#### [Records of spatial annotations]
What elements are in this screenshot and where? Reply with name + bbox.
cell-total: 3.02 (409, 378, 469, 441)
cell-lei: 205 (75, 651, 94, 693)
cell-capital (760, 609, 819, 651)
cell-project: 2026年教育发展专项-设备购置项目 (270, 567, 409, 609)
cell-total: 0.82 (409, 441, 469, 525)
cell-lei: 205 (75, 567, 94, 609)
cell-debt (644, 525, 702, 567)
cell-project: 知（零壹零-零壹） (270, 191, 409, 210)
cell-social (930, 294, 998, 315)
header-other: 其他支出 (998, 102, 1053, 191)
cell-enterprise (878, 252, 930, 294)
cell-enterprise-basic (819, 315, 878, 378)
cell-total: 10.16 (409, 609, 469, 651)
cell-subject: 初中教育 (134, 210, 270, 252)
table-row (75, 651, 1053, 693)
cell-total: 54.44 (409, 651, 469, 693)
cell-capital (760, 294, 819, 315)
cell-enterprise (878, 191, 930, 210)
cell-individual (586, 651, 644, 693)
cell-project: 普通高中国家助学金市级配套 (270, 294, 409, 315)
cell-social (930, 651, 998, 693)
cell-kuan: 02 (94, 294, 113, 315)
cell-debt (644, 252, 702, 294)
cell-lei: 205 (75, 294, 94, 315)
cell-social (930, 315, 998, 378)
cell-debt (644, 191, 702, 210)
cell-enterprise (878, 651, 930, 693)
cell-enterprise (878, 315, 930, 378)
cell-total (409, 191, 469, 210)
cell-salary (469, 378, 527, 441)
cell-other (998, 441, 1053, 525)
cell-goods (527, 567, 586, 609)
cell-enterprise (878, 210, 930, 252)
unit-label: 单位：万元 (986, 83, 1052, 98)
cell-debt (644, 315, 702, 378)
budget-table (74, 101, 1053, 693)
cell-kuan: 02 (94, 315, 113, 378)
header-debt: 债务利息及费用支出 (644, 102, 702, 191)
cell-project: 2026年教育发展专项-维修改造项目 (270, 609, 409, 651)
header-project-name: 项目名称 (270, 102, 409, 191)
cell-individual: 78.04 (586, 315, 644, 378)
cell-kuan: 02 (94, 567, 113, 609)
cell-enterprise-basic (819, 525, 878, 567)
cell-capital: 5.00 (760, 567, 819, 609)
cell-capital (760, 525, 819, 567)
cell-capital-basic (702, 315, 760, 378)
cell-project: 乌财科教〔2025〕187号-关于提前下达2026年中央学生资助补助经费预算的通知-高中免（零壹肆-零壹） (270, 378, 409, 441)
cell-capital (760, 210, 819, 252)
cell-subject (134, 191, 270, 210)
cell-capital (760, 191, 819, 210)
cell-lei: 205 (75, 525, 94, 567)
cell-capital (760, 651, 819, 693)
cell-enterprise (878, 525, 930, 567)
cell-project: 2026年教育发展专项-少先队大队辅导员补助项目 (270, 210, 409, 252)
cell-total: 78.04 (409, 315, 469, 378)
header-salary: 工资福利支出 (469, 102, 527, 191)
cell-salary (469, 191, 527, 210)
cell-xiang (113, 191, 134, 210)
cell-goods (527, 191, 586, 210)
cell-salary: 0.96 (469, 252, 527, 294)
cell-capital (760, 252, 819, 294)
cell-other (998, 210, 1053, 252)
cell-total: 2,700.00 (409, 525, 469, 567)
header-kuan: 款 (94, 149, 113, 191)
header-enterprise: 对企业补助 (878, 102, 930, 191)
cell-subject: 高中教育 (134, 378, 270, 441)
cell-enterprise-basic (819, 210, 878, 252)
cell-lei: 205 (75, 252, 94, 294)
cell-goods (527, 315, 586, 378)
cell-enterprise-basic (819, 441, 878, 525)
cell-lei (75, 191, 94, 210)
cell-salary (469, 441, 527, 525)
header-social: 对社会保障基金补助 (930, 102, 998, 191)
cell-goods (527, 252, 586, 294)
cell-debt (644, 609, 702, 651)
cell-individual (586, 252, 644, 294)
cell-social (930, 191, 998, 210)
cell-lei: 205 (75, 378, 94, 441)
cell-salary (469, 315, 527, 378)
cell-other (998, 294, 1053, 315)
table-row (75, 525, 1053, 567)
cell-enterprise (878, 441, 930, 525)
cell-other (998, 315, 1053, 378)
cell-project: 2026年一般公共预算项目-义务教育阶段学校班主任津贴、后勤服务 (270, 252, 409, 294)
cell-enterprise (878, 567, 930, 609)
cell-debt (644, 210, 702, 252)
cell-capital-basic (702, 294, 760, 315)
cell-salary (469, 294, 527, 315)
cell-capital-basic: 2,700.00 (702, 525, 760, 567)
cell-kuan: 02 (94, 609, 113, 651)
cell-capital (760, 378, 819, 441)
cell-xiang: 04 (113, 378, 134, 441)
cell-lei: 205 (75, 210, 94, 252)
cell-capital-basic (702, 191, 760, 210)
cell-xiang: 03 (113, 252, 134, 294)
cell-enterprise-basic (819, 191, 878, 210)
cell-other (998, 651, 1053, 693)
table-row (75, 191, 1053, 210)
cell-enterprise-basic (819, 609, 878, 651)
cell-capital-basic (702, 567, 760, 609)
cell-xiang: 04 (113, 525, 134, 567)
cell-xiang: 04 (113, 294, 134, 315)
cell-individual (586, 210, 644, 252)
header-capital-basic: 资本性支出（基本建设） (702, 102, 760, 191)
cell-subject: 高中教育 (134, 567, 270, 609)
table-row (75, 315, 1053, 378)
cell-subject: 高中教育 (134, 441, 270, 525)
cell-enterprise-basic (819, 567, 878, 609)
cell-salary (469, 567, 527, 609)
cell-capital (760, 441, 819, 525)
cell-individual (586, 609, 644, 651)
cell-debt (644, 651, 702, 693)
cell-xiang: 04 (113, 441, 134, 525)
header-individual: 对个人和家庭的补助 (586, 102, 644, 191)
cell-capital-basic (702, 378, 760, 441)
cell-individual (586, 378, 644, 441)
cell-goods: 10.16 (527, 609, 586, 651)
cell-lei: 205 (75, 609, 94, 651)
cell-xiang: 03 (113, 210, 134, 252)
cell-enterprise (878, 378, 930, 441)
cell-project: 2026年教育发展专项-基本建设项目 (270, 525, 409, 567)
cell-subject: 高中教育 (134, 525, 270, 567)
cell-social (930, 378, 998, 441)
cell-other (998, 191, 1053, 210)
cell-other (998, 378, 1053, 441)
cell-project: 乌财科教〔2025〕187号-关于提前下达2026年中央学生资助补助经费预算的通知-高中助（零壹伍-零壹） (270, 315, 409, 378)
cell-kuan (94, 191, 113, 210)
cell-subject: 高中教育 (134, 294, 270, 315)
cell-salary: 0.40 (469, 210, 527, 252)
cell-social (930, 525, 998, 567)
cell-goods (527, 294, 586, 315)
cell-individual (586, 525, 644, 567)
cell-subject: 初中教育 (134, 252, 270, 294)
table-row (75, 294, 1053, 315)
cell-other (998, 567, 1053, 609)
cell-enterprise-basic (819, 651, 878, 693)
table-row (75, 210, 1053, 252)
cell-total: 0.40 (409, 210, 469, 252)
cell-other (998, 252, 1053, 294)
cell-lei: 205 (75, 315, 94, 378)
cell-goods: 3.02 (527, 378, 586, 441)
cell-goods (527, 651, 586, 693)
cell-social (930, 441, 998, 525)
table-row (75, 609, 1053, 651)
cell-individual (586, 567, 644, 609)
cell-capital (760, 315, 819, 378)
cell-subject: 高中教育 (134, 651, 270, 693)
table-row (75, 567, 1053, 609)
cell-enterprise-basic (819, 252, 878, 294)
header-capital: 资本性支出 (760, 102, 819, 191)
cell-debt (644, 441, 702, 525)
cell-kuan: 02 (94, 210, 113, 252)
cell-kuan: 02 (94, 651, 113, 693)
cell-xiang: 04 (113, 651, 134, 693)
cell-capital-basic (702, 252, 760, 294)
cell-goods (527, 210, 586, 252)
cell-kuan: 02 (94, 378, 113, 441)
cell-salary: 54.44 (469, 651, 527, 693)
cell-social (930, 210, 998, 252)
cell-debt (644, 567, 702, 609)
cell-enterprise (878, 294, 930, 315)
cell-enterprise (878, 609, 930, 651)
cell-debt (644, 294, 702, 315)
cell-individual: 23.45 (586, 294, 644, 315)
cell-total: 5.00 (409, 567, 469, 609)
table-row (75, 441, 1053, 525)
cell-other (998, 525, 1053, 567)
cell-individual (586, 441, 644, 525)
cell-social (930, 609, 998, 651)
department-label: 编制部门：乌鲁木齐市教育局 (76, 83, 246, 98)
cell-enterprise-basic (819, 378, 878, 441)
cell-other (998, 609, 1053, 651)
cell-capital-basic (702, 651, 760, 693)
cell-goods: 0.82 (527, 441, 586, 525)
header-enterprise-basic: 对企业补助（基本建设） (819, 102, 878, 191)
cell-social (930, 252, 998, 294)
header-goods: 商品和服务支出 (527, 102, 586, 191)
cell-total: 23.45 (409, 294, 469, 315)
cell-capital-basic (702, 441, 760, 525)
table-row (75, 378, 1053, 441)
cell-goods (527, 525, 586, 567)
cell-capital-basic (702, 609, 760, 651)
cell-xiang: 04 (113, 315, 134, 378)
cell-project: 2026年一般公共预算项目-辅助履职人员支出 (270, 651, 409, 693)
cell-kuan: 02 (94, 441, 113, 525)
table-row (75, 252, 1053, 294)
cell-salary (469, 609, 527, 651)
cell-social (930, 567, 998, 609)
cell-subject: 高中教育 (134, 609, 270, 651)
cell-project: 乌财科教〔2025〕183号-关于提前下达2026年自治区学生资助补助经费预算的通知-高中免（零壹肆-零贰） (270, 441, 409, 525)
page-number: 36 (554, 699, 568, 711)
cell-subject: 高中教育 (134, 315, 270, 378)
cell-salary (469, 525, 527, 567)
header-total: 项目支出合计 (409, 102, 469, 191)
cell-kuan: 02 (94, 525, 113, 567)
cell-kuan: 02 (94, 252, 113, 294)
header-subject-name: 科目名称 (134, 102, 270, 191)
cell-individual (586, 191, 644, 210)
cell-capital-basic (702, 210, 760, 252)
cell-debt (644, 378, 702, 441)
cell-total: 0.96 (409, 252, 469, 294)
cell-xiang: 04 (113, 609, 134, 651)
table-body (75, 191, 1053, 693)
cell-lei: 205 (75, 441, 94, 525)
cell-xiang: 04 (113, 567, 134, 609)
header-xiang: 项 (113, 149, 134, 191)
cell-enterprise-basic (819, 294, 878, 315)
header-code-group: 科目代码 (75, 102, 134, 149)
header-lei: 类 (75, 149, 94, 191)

#### [Requirement]
Retype the material word for word, starting at its first line and ending with the line that holds "cell-total: 0.82 (409, 441, 469, 525)", with both of those lines included.

#### [Full output]
What elements are in this screenshot and where? Reply with name + bbox.
cell-total: 3.02 (409, 378, 469, 441)
cell-lei: 205 (75, 651, 94, 693)
cell-capital (760, 609, 819, 651)
cell-project: 2026年教育发展专项-设备购置项目 (270, 567, 409, 609)
cell-total: 0.82 (409, 441, 469, 525)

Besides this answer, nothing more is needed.